> _Entries from a visual dataset_:
────────

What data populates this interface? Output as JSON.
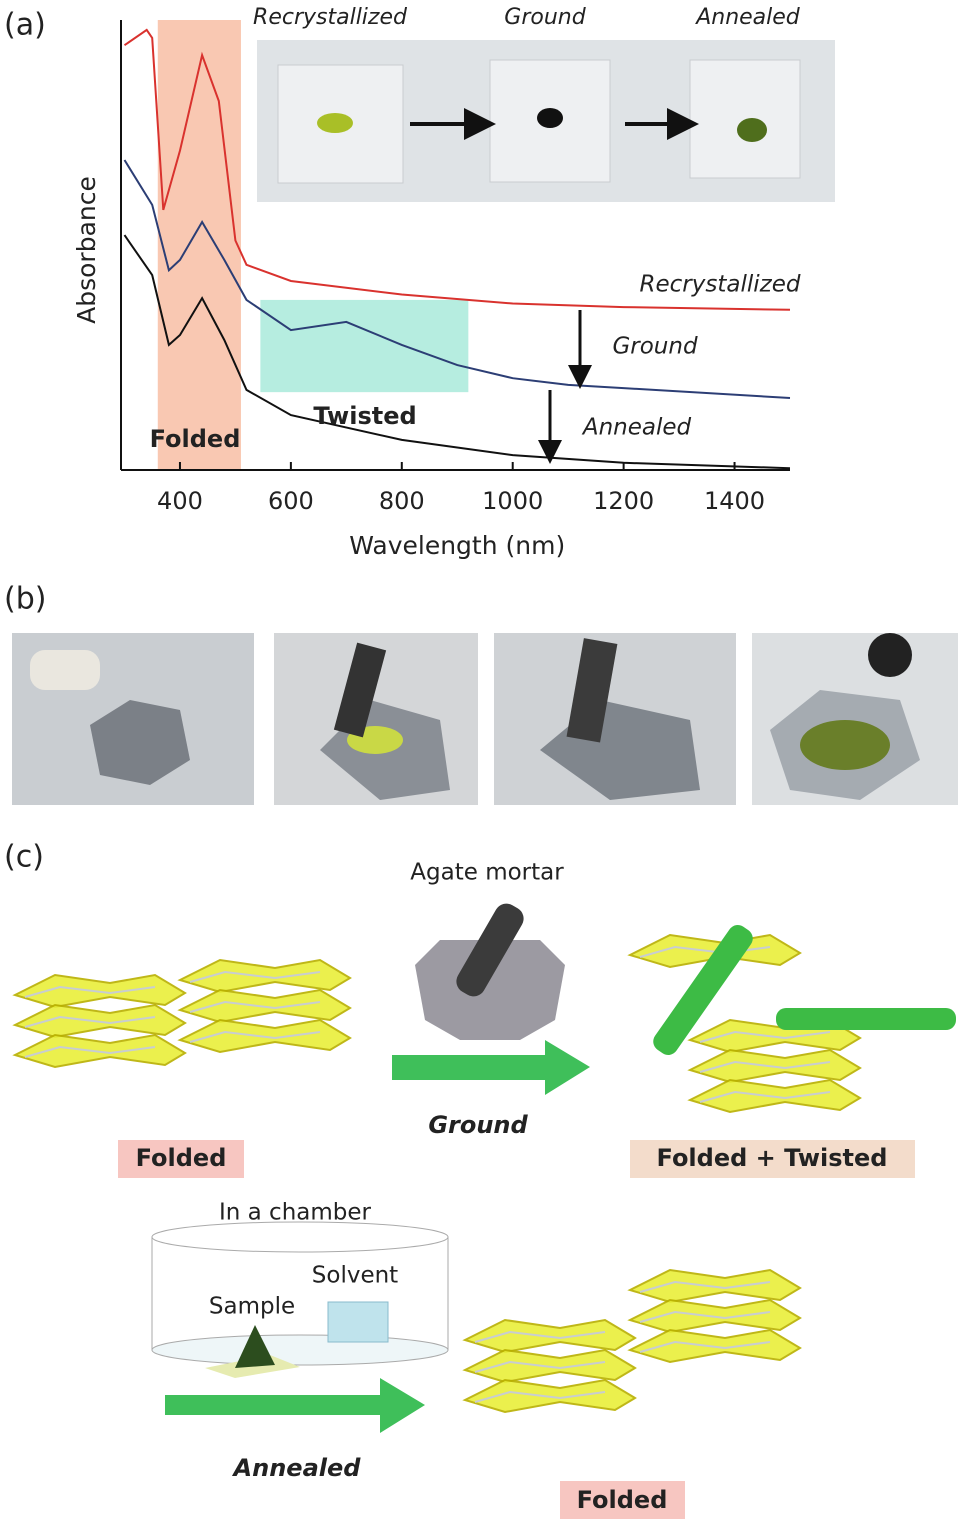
{
  "panel_labels": [
    "(a)",
    "(b)",
    "(c)"
  ],
  "chart_data": {
    "type": "line",
    "xlabel": "Wavelength (nm)",
    "ylabel": "Absorbance",
    "xlim": [
      300,
      1500
    ],
    "ylim": [
      0,
      1
    ],
    "xticks": [
      400,
      600,
      800,
      1000,
      1200,
      1400
    ],
    "series": [
      {
        "name": "Recrystallized",
        "color": "#d9322e",
        "x": [
          300,
          340,
          350,
          370,
          400,
          440,
          470,
          500,
          520,
          600,
          800,
          1000,
          1200,
          1500
        ],
        "values": [
          0.944,
          0.978,
          0.96,
          0.578,
          0.71,
          0.922,
          0.82,
          0.51,
          0.456,
          0.42,
          0.39,
          0.37,
          0.362,
          0.356
        ]
      },
      {
        "name": "Ground",
        "color": "#2c3e75",
        "x": [
          300,
          350,
          380,
          400,
          440,
          480,
          520,
          600,
          700,
          800,
          900,
          1000,
          1100,
          1200,
          1500
        ],
        "values": [
          0.689,
          0.589,
          0.444,
          0.467,
          0.551,
          0.467,
          0.378,
          0.311,
          0.329,
          0.278,
          0.233,
          0.204,
          0.189,
          0.182,
          0.16
        ]
      },
      {
        "name": "Annealed",
        "color": "#111111",
        "x": [
          300,
          350,
          380,
          400,
          440,
          480,
          520,
          600,
          800,
          1000,
          1200,
          1500
        ],
        "values": [
          0.522,
          0.433,
          0.278,
          0.3,
          0.382,
          0.289,
          0.178,
          0.122,
          0.067,
          0.033,
          0.016,
          0.004
        ]
      }
    ],
    "regions": [
      {
        "label": "Folded",
        "color": "#f9c8b2",
        "xlim": [
          360,
          510
        ]
      },
      {
        "label": "Twisted",
        "color": "#b6ede0",
        "xlim": [
          545,
          920
        ],
        "ylim": [
          0.173,
          0.378
        ]
      }
    ],
    "inset_labels": [
      "Recrystallized",
      "Ground",
      "Annealed"
    ]
  },
  "panel_c": {
    "mortar": "Agate mortar",
    "ground": "Ground",
    "folded": "Folded",
    "folded_twisted": "Folded + Twisted",
    "chamber": "In a chamber",
    "solvent": "Solvent",
    "sample": "Sample",
    "annealed": "Annealed",
    "folded_final": "Folded"
  }
}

────────

> _Directions_: Each record above should be copied character for character, with pictures dropped.

> _Exercise solution_:
What data populates this interface? Output as JSON.
{
  "panel_labels": [
    "(a)",
    "(b)",
    "(c)"
  ],
  "chart_data": {
    "type": "line",
    "xlabel": "Wavelength (nm)",
    "ylabel": "Absorbance",
    "xlim": [
      300,
      1500
    ],
    "ylim": [
      0,
      1
    ],
    "xticks": [
      400,
      600,
      800,
      1000,
      1200,
      1400
    ],
    "series": [
      {
        "name": "Recrystallized",
        "color": "#d9322e",
        "x": [
          300,
          340,
          350,
          370,
          400,
          440,
          470,
          500,
          520,
          600,
          800,
          1000,
          1200,
          1500
        ],
        "values": [
          0.944,
          0.978,
          0.96,
          0.578,
          0.71,
          0.922,
          0.82,
          0.51,
          0.456,
          0.42,
          0.39,
          0.37,
          0.362,
          0.356
        ]
      },
      {
        "name": "Ground",
        "color": "#2c3e75",
        "x": [
          300,
          350,
          380,
          400,
          440,
          480,
          520,
          600,
          700,
          800,
          900,
          1000,
          1100,
          1200,
          1500
        ],
        "values": [
          0.689,
          0.589,
          0.444,
          0.467,
          0.551,
          0.467,
          0.378,
          0.311,
          0.329,
          0.278,
          0.233,
          0.204,
          0.189,
          0.182,
          0.16
        ]
      },
      {
        "name": "Annealed",
        "color": "#111111",
        "x": [
          300,
          350,
          380,
          400,
          440,
          480,
          520,
          600,
          800,
          1000,
          1200,
          1500
        ],
        "values": [
          0.522,
          0.433,
          0.278,
          0.3,
          0.382,
          0.289,
          0.178,
          0.122,
          0.067,
          0.033,
          0.016,
          0.004
        ]
      }
    ],
    "regions": [
      {
        "label": "Folded",
        "color": "#f9c8b2",
        "xlim": [
          360,
          510
        ]
      },
      {
        "label": "Twisted",
        "color": "#b6ede0",
        "xlim": [
          545,
          920
        ],
        "ylim": [
          0.173,
          0.378
        ]
      }
    ],
    "inset_labels": [
      "Recrystallized",
      "Ground",
      "Annealed"
    ]
  },
  "panel_c": {
    "mortar": "Agate mortar",
    "ground": "Ground",
    "folded": "Folded",
    "folded_twisted": "Folded + Twisted",
    "chamber": "In a chamber",
    "solvent": "Solvent",
    "sample": "Sample",
    "annealed": "Annealed",
    "folded_final": "Folded"
  }
}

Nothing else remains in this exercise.